Extract the stretch of lines that starts at the line with "What text is on this page?" and ends at the last line of the data below. Give it exactly, without pictures.
#### Record extracts ####
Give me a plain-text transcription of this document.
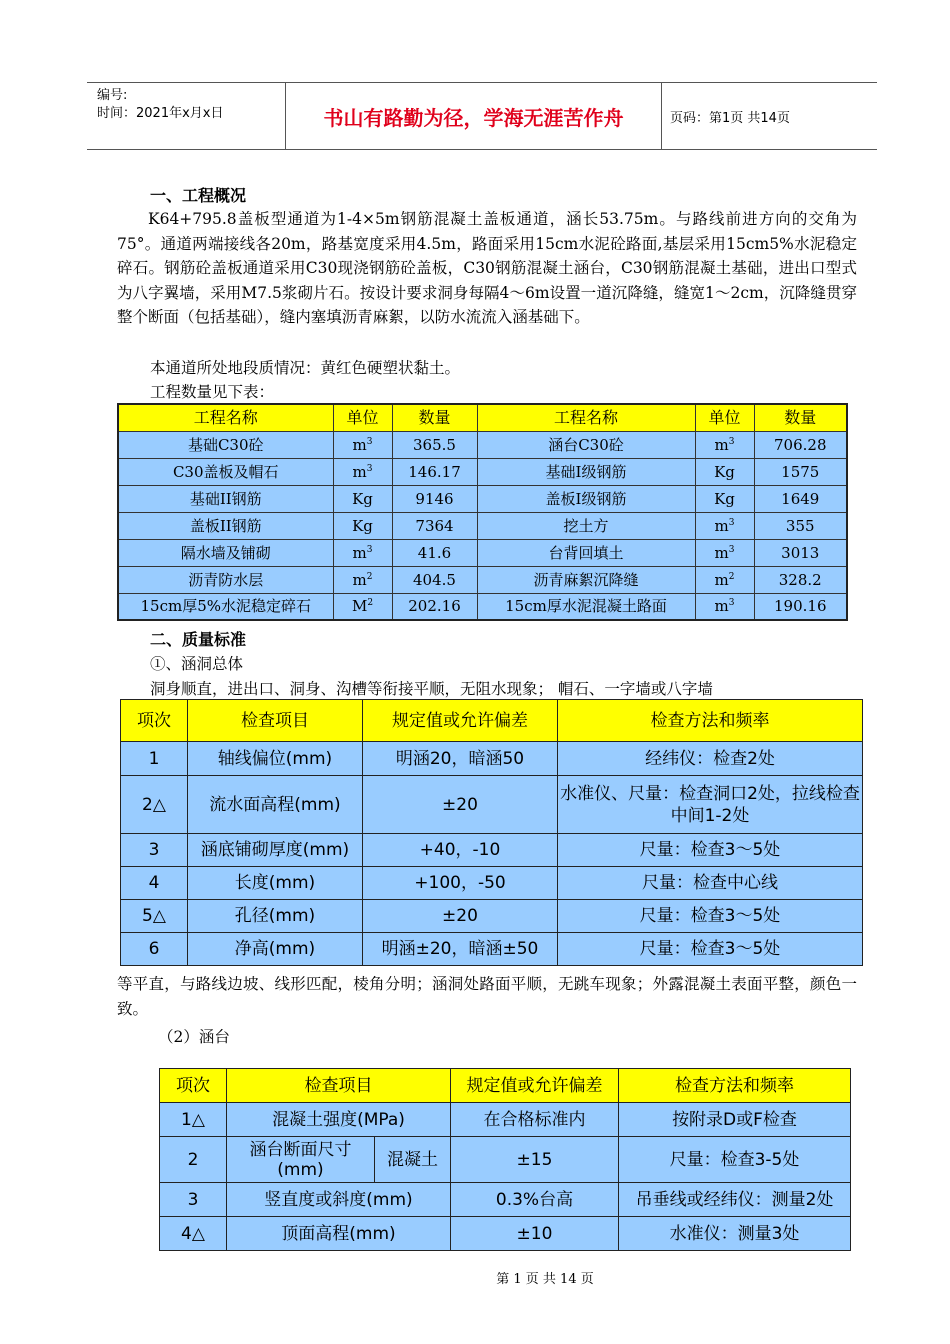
编号:
时间：2021年x月x日	书山有路勤为径，学海无涯苦作舟	页码：第1页 共14页
一、工程概况
K64+795.8盖板型通道为1-4×5m钢筋混凝土盖板通道，涵长53.75m。与路线前进方向的交角为75°。通道两端接线各20m，路基宽度采用4.5m，路面采用15cm水泥砼路面,基层采用15cm5%水泥稳定碎石。钢筋砼盖板通道采用C30现浇钢筋砼盖板，C30钢筋混凝土涵台，C30钢筋混凝土基础，进出口型式为八字翼墙，采用M7.5浆砌片石。按设计要求洞身每隔4～6m设置一道沉降缝，缝宽1～2cm，沉降缝贯穿整个断面（包括基础），缝内塞填沥青麻絮，以防水流流入涵基础下。
本通道所处地段质情况：黄红色硬塑状黏土。
工程数量见下表：
工程名称	单位	数量	工程名称	单位	数量
基础C30砼	$m^3$	365.5	涵台C30砼	$m^3$	706.28
C30盖板及帽石	$m^3$	146.17	基础I级钢筋	Kg	1575
基础II钢筋	Kg	9146	盖板I级钢筋	Kg	1649
盖板II钢筋	Kg	7364	挖土方	$m^3$	355
隔水墙及铺砌	$m^3$	41.6	台背回填土	$m^3$	3013
沥青防水层	$m^2$	404.5	沥青麻絮沉降缝	$m^2$	328.2
15cm厚5%水泥稳定碎石	$M^2$	202.16	15cm厚水泥混凝土路面	$m^3$	190.16
二、质量标准
①、涵洞总体
洞身顺直，进出口、洞身、沟槽等衔接平顺，无阻水现象； 帽石、一字墙或八字墙
项次	检查项目	规定值或允许偏差	检查方法和频率
1	轴线偏位(mm)	明涵20，暗涵50	经纬仪：检查2处
2△	流水面高程(mm)	±20	水准仪、尺量：检查洞口2处，拉线检查中间1-2处
3	涵底铺砌厚度(mm)	+40，-10	尺量：检查3～5处
4	长度(mm)	+100，-50	尺量：检查中心线
5△	孔径(mm)	±20	尺量：检查3～5处
6	净高(mm)	明涵±20，暗涵±50	尺量：检查3～5处
等平直，与路线边坡、线形匹配，棱角分明；涵洞处路面平顺，无跳车现象；外露混凝土表面平整，颜色一致。
（2）涵台
项次	检查项目		规定值或允许偏差	检查方法和频率
1△	混凝土强度(MPa)		在合格标准内	按附录D或F检查
2	涵台断面尺寸(mm)	混凝土	±15	尺量：检查3-5处
3	竖直度或斜度(mm)		0.3%台高	吊垂线或经纬仪：测量2处
4△	顶面高程(mm)		±10	水准仪：测量3处
第 1 页 共 14 页
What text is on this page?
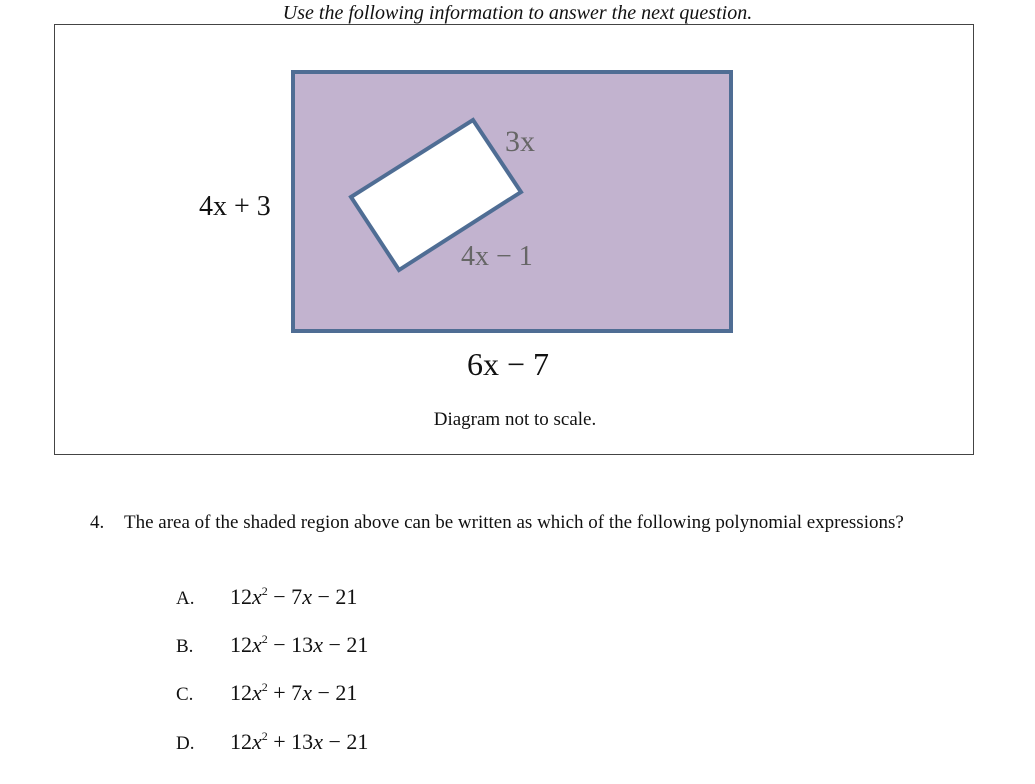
Use the following information to answer the next question.
4x + 3
6x − 7
3x
4x − 1
Diagram not to scale.
4. The area of the shaded region above can be written as which of the following polynomial expressions?
A. $12x^2 - 7x - 21$
B. $12x^2 - 13x - 21$
C. $12x^2 + 7x - 21$
D. $12x^2 + 13x - 21$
####
▶ [Written answer]
What text is on this page?
Use the following information to answer the next question.
4x + 3
6x − 7
3x
4x − 1
Diagram not to scale.
4. The area of the shaded region above can be written as which of the following polynomial expressions?
A. $12x^2 - 7x - 21$
B. $12x^2 - 13x - 21$
C. $12x^2 + 7x - 21$
D. $12x^2 + 13x - 21$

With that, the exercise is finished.